• _EXERCISE OBJECTIVE_
Copy each line of the records that contains the word "fjernvarmeselskaber".

• _SOURCE RECORDS_

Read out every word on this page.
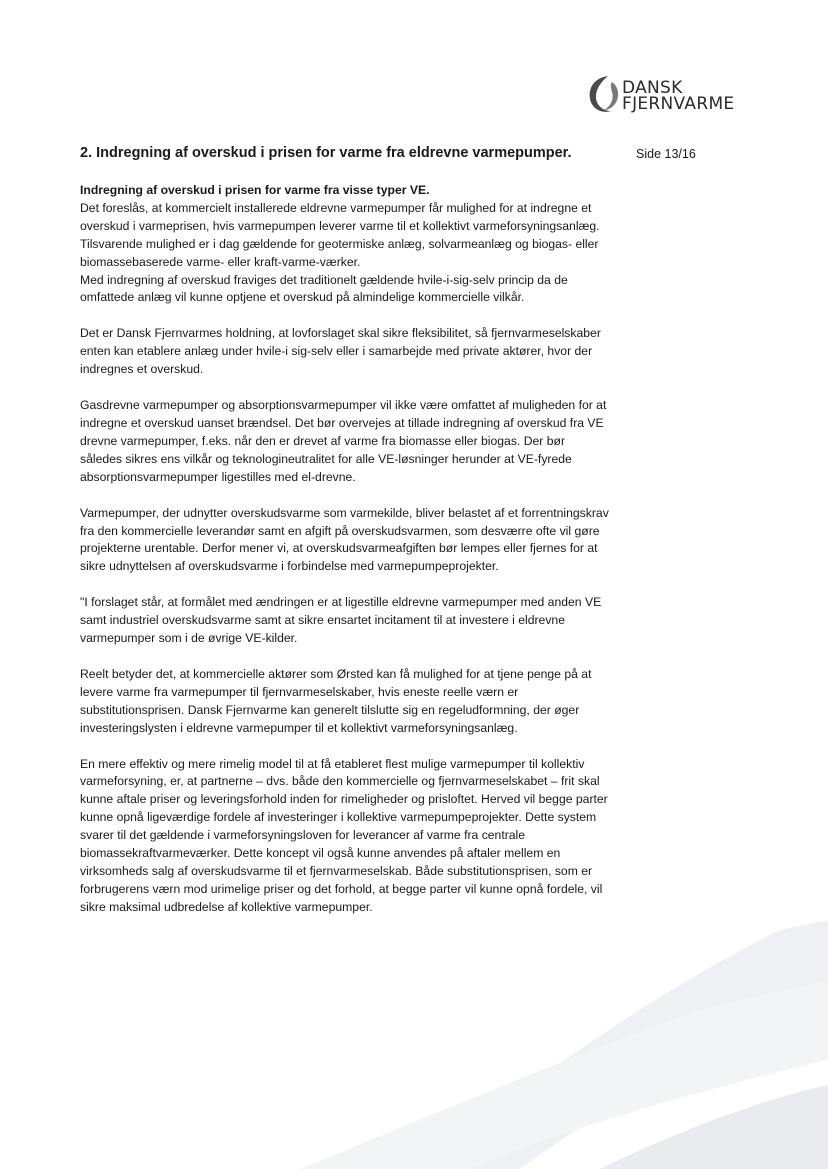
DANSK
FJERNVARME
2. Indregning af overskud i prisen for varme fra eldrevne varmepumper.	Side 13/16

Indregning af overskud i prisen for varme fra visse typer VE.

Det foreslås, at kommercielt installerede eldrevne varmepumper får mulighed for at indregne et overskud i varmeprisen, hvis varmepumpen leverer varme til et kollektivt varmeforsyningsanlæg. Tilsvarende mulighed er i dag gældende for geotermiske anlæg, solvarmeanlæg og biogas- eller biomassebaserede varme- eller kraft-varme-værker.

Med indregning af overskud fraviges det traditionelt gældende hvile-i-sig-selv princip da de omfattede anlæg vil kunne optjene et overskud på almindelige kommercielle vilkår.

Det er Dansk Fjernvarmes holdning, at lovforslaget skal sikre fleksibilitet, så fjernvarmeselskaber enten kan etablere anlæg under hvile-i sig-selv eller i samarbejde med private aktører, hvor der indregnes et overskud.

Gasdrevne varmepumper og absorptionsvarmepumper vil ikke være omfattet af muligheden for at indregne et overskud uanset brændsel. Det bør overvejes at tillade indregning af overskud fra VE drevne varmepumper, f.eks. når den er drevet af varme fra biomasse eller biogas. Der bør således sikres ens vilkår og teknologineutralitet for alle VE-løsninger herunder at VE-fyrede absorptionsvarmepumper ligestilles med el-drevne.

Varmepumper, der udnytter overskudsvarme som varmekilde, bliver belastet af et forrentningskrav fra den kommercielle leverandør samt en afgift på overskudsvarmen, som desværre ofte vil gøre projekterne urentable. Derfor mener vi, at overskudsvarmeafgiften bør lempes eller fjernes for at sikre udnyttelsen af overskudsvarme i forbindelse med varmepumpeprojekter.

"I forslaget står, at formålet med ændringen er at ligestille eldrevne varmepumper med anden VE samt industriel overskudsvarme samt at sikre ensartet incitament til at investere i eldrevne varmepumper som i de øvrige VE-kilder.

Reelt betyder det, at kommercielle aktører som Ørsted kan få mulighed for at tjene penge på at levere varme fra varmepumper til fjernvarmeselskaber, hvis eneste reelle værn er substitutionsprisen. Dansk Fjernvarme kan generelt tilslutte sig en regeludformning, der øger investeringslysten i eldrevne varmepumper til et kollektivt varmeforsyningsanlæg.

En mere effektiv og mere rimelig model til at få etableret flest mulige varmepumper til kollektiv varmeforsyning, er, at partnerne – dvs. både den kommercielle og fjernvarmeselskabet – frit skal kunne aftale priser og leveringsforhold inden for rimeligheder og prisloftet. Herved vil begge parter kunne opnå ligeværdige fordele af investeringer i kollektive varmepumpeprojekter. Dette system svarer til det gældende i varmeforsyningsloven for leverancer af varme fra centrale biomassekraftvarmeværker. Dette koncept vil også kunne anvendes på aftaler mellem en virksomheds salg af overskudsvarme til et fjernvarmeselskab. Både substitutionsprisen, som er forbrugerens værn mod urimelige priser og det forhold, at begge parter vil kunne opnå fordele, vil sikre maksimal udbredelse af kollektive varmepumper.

• _SOLUTION_
Det er Dansk Fjernvarmes holdning, at lovforslaget skal sikre fleksibilitet, så fjernvarmeselskaber enten kan etablere anlæg under hvile-i sig-selv eller i samarbejde med private aktører, hvor der indregnes et overskud.
Reelt betyder det, at kommercielle aktører som Ørsted kan få mulighed for at tjene penge på at levere varme fra varmepumper til fjernvarmeselskaber, hvis eneste reelle værn er substitutionsprisen. Dansk Fjernvarme kan generelt tilslutte sig en regeludformning, der øger investeringslysten i eldrevne varmepumper til et kollektivt varmeforsyningsanlæg.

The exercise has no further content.